>> start

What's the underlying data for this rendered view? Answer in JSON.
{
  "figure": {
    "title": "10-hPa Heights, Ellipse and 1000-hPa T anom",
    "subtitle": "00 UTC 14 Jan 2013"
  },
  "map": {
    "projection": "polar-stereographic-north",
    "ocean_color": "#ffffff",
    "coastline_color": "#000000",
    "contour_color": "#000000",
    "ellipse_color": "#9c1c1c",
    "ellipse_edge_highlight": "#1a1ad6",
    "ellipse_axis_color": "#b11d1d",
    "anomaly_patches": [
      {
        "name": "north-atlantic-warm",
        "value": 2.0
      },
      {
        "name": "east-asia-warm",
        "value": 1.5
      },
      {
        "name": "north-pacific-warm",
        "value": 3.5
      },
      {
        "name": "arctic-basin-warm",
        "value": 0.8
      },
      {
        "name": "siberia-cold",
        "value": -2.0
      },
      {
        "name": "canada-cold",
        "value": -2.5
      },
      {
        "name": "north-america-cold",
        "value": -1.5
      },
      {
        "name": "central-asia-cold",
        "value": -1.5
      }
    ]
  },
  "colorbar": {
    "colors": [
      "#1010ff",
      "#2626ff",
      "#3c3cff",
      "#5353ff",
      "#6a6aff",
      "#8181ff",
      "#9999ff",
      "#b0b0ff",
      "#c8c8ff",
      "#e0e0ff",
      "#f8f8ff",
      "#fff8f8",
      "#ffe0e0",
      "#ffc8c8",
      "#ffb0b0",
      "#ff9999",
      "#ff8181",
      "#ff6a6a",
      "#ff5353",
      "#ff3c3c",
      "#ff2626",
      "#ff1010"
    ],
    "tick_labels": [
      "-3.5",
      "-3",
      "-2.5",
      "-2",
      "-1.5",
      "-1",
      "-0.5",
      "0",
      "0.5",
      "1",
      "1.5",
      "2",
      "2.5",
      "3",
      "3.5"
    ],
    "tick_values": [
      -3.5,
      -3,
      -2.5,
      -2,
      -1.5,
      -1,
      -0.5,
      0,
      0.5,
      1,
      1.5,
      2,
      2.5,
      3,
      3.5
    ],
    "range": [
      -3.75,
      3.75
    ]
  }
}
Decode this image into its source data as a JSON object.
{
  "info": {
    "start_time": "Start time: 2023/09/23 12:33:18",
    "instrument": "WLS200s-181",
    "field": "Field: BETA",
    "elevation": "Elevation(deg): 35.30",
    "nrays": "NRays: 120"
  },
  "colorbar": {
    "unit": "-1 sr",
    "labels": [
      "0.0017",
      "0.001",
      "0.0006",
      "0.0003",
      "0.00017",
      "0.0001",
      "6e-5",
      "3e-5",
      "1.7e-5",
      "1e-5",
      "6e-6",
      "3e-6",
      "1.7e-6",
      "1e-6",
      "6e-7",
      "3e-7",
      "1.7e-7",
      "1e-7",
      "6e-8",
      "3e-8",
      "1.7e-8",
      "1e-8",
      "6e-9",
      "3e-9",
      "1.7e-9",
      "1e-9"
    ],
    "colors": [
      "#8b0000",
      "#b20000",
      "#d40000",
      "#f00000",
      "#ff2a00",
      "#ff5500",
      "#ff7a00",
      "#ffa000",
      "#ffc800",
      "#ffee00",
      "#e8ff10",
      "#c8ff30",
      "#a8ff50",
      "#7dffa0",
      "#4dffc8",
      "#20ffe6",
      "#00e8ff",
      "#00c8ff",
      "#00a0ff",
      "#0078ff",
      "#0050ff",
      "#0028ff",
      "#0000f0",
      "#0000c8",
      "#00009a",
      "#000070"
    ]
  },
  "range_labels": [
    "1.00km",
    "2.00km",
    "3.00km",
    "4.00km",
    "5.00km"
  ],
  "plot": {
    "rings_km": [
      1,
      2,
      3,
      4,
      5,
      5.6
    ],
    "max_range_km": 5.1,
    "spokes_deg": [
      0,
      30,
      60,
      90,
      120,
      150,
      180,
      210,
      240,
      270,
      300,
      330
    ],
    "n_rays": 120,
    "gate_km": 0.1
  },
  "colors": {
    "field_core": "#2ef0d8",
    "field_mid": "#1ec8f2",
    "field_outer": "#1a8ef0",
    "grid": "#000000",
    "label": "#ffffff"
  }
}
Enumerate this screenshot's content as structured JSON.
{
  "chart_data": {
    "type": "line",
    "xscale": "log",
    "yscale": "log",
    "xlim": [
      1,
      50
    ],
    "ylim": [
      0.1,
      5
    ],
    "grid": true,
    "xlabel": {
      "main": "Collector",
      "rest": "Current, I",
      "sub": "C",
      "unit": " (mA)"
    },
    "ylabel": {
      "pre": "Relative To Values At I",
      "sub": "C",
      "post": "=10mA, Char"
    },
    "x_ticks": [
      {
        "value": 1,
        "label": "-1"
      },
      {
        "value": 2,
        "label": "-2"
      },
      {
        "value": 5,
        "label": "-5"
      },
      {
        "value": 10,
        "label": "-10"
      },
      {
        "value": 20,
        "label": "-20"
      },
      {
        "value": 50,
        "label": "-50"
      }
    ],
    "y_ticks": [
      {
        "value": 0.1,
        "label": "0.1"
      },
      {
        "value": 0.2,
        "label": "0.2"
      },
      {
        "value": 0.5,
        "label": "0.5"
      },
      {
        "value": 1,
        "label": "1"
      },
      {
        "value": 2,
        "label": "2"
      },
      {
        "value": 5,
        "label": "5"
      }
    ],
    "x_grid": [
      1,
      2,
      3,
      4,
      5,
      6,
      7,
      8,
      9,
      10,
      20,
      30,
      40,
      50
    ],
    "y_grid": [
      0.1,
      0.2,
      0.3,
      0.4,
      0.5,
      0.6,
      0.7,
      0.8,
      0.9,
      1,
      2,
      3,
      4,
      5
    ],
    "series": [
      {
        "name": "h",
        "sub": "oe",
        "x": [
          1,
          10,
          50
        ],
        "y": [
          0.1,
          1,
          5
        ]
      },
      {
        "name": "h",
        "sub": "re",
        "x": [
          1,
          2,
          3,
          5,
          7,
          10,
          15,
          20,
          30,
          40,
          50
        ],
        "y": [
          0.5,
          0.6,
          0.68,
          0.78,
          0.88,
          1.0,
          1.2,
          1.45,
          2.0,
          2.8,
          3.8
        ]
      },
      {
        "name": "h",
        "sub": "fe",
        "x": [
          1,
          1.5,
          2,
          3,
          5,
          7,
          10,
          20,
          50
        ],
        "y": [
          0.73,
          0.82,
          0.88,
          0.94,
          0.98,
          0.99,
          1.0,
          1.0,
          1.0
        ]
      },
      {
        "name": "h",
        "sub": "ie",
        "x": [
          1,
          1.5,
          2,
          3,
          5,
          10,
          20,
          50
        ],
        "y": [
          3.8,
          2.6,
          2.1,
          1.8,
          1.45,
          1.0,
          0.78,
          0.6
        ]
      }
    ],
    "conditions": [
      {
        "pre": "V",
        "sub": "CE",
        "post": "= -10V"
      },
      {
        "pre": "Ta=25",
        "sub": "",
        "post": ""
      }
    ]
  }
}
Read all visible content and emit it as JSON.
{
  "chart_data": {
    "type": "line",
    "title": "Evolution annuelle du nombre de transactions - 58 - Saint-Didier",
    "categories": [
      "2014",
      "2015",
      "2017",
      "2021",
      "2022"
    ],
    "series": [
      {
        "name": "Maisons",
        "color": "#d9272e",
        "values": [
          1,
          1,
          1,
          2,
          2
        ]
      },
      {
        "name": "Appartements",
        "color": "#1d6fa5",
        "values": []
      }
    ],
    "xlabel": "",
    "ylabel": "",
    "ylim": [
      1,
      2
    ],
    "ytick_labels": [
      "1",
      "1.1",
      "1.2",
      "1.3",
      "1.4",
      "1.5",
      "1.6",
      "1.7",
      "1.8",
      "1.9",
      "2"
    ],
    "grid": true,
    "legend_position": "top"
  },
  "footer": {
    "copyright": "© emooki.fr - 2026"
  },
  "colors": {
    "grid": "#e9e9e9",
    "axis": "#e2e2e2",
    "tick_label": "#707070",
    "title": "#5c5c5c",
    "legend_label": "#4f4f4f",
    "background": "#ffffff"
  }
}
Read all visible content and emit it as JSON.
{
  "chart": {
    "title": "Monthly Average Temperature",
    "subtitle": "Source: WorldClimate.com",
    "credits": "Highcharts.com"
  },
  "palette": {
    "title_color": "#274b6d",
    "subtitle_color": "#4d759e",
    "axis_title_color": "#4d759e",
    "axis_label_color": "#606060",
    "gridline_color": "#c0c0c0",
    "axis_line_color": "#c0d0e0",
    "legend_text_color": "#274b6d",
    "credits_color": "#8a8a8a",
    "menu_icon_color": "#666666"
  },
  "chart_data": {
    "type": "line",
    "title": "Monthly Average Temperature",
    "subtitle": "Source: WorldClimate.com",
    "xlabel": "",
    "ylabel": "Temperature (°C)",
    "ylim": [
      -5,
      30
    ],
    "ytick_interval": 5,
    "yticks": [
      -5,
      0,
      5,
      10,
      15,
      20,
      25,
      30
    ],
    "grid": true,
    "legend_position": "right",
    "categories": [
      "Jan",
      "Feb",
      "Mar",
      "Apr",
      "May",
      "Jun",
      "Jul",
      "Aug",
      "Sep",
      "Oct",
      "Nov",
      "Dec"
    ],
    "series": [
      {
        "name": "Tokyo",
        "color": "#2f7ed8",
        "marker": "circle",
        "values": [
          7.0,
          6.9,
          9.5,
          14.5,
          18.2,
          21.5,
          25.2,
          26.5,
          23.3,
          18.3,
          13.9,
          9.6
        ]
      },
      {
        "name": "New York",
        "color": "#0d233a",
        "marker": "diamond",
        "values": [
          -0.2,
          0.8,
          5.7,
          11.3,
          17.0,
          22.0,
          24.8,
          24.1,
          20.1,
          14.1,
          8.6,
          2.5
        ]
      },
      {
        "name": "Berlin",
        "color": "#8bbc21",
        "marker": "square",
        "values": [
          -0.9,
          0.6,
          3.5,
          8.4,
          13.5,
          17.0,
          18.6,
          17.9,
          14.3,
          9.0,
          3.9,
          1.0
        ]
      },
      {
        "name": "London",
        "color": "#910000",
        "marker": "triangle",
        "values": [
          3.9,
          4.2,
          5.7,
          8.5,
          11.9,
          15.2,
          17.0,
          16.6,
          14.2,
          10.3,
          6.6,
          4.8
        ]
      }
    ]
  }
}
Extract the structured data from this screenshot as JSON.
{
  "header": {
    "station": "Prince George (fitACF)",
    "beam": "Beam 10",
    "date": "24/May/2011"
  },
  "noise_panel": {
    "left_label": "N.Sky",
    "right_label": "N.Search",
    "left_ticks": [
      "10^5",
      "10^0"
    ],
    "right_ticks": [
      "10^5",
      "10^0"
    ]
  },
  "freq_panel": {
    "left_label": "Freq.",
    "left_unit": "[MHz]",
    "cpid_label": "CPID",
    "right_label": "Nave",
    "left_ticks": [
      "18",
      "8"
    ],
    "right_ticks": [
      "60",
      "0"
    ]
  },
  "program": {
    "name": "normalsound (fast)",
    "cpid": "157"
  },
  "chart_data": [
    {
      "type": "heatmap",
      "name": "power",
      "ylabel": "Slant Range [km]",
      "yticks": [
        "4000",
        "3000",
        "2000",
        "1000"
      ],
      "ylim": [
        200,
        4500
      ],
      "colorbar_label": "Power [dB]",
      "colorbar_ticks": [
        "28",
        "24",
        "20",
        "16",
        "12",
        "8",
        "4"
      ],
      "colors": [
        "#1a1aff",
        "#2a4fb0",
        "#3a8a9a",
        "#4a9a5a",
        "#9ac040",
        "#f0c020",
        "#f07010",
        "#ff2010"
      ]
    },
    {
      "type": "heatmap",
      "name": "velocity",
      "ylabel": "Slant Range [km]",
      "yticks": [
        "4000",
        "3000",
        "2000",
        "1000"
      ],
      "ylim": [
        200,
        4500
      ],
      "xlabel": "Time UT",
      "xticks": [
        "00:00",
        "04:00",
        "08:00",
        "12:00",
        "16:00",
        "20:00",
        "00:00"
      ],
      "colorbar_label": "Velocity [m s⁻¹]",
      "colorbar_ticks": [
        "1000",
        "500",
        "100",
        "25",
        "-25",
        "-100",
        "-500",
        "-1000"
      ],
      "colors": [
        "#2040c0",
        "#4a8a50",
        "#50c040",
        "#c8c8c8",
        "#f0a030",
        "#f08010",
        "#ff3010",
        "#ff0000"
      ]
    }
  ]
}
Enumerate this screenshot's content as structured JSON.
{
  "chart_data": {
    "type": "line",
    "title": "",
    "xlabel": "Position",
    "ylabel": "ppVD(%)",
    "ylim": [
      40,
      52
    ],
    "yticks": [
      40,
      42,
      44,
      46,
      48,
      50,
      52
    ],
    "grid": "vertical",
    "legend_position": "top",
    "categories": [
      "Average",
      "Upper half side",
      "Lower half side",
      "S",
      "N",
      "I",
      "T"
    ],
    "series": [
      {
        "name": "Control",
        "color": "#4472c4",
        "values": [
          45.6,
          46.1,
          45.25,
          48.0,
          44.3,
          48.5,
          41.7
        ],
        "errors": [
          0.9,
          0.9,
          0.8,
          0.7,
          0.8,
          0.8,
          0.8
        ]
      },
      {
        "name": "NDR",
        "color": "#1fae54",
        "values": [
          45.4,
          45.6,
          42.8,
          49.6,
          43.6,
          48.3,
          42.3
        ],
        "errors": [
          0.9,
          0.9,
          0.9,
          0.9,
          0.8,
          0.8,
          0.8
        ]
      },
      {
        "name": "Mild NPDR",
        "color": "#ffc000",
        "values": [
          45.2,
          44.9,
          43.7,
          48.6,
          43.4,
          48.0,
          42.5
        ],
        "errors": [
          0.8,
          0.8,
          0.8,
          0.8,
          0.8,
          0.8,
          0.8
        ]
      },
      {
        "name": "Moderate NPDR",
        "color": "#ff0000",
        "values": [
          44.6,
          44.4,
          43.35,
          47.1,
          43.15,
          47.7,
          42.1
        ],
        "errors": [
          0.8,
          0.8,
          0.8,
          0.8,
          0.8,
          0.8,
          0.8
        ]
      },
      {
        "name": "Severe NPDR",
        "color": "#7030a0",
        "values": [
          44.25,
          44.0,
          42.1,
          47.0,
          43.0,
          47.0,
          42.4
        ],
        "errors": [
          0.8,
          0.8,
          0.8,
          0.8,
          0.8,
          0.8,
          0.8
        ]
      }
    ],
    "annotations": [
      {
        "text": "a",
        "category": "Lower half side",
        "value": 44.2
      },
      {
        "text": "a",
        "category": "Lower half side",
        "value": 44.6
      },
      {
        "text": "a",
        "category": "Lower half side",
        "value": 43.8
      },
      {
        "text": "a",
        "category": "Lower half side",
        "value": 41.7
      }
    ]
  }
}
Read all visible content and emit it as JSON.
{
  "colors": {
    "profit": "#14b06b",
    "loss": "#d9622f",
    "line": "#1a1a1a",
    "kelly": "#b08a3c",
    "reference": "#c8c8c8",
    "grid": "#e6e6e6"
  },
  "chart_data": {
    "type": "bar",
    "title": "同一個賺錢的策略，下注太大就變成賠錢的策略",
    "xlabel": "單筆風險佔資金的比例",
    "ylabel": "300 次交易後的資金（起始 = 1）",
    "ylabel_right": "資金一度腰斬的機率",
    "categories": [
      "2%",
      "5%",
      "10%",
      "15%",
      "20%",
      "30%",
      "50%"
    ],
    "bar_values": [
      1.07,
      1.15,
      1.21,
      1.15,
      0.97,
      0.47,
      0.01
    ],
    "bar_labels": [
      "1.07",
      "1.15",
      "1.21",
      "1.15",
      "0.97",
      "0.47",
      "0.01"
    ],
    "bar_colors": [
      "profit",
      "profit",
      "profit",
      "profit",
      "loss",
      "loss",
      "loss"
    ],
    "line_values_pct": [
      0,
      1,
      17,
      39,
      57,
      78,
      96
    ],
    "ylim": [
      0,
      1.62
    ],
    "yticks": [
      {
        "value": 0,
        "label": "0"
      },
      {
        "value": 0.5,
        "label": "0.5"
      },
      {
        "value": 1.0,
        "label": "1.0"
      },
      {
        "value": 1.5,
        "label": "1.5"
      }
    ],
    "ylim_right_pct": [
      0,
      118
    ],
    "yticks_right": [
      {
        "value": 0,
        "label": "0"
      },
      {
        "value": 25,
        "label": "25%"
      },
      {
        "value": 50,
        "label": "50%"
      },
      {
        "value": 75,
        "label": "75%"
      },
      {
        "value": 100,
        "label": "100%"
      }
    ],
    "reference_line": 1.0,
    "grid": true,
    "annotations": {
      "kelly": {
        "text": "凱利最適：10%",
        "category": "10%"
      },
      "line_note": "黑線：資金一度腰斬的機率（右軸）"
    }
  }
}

>> end

Collect the lines of the records that include the string "ffffff".

    "ocean_color": "#ffffff",
    "label": "#ffffff"
    "background": "#ffffff"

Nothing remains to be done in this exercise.